Boyfriend ‘would be likely to kill’
THE Investigating officer probing the case of murdered Aviwe Jam-Jam described her boyfriend, Linda Ntulo, who is accused of murdering her, as someone who was violent, a flight risk and who had the potential to kill if released on bail.
Officer Benjamin Barker testified in a full Athlone Magistrate’s Court that JamJam’s family feared Ntulo.
Barker said two men who had been arrested shortly after the murder had the charges of defeating the ends of justice withdrawn against them, and had since turned State witnesses.
They had told him “they did not want to get involved” in the disposal of Jam-Jam’s body.
Jam-Jam, the mother of a two-year-old, was found dead 20km from the home she shared with Ntulo more than a week after she disappeared.
Her stepfather, Mike Mguga, said Barker’s testimony was helping the family piece together the puzzle of her last moments after her bruised body was discovered inside the Vygieskraal Stadium in Athlone on July 29.
Jam-Jam last spoke to her family while at her boyfriend’s house on July 22. When they did not hear from her for several days a missing person’s case was opened with the police.
Barker said Ntulo had written in a statement under oath that he last saw Jam-Jam on the morning of July 29 when she told him she was going to a hairdressing salon.
When Jam-Jam did not return by the afternoon Ntulo said he took their child to his mother and spent that night at another girlfriend’s house.
Barker asked the court to refuse Ntulo bail, saying he had not only abused Jam-Jam, but also previous girlfriends, resulting in one spending two months in hospital.
“She (Jam-Jam) was scared of the accused. The accused is also a danger to society, the community and the family,” said Barker, adding that should Ntulo be granted bail he “has a likelihood to commit a similar offence”.
Jam-Jam flew to Johannesburg earlier this year as she was scared of him, Barker said, and Ntulo told her to come back or “she will know who he is”.
He said Ntulo was a member of a gang operating in Khayelitsha, Philippi East and Nyanga.
Takkies with blood stains, a paper bag with towels inside it and a blanket were some of the items that the police confiscated at Jam-Jam’s house and sent to a laboratory.
The investigation was not complete, with a “few things outstanding” including crime scene photos and DNA results of blood stains found in Ntulo’s kitchen, said Barker.
The case has been postponed to Thursday to allow Ntulo’s lawyer to cross-examine Barker.
The next day Ntulo will appear in the Khayelitsha Magistrate’s Court for the attempted murder of Mguga, and a charge of malicious damage to property from an incident that happened in March.

*Dataset records:*
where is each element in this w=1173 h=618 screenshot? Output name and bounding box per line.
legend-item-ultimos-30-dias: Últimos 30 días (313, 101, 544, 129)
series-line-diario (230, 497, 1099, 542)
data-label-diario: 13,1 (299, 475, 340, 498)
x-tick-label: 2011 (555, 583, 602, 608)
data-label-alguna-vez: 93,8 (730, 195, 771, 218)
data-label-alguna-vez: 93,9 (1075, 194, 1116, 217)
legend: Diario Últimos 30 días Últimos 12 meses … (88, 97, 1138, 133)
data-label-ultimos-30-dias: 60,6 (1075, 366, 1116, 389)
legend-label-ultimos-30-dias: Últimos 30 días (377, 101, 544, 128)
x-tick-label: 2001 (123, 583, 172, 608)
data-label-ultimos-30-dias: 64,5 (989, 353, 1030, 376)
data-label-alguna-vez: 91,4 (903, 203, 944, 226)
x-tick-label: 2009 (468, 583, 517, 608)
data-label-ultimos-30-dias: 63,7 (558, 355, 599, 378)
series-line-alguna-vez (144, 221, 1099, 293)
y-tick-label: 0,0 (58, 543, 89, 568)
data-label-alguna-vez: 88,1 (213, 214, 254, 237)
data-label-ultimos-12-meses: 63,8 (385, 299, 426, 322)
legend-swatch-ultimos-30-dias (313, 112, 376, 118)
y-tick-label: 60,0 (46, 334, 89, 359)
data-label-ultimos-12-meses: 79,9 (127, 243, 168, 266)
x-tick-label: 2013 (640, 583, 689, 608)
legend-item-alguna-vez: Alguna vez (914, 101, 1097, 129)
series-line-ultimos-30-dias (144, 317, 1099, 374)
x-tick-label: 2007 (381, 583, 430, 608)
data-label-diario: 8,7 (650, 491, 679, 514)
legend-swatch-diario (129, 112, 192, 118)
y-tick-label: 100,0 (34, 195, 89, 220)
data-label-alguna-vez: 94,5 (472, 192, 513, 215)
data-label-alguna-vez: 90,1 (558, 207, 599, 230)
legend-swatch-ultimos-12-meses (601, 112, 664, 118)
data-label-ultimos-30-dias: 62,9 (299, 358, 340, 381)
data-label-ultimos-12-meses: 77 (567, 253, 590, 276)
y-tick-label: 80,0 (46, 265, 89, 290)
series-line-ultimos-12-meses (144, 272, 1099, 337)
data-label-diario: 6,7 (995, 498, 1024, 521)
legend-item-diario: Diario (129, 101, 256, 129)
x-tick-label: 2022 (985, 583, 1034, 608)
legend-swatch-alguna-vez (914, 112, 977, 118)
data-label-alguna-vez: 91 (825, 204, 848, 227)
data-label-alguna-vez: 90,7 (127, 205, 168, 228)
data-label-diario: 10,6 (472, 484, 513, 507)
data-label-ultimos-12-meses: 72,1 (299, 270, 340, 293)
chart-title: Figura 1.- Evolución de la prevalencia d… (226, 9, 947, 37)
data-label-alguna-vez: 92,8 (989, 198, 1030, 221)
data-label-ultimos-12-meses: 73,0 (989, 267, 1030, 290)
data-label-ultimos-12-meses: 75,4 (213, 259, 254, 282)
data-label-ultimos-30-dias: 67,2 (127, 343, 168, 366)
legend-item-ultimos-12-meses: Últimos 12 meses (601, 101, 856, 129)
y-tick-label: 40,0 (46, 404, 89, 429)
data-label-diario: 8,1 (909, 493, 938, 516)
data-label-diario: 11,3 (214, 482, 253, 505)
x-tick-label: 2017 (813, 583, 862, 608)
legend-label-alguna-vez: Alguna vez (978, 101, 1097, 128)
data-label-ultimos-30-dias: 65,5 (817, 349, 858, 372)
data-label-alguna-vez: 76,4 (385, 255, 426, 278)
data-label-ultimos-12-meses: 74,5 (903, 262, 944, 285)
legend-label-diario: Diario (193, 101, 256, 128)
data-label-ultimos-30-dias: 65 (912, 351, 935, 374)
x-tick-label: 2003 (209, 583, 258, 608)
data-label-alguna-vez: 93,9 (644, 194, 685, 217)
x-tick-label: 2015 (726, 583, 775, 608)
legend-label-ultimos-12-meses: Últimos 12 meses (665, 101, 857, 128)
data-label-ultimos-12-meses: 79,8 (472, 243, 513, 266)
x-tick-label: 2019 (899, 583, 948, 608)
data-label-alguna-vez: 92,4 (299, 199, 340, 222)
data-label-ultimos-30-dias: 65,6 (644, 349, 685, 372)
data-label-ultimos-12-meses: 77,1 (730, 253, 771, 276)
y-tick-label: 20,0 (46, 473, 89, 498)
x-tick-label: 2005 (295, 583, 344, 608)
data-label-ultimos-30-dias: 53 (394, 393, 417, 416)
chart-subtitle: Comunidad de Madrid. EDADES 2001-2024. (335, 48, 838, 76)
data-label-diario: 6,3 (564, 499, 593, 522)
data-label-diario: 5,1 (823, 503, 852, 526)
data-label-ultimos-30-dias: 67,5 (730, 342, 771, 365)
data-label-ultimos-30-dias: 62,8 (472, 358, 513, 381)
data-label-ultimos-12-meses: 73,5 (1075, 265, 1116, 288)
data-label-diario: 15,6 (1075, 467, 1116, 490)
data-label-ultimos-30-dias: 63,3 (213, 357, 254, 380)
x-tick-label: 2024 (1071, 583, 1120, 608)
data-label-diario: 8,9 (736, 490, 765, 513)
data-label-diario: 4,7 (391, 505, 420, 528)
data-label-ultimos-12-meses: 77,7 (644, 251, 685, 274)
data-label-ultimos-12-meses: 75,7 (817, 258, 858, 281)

*Work order 1:*
Could you repeat, word for word, the part of the bail hearing article starting with "Her stepfather, Mike" and going on through "another girlfriend’s house."?
*Work order 2:*
Which people are named in the bail hearing article?

*Written answer 1:*
Her stepfather, Mike Mguga, said Barker’s testimony was helping the family piece together the puzzle of her last moments after her bruised body was discovered inside the Vygieskraal Stadium in Athlone on July 29.
Jam-Jam last spoke to her family while at her boyfriend’s house on July 22. When they did not hear from her for several days a missing person’s case was opened with the police.
Barker said Ntulo had written in a statement under oath that he last saw Jam-Jam on the morning of July 29 when she told him she was going to a hairdressing salon.
When Jam-Jam did not return by the afternoon Ntulo said he took their child to his mother and spent that night at another girlfriend’s house.

*Written answer 2:*
Aviwe Jam-Jam
Linda Ntulo
Benjamin Barker
Mike Mguga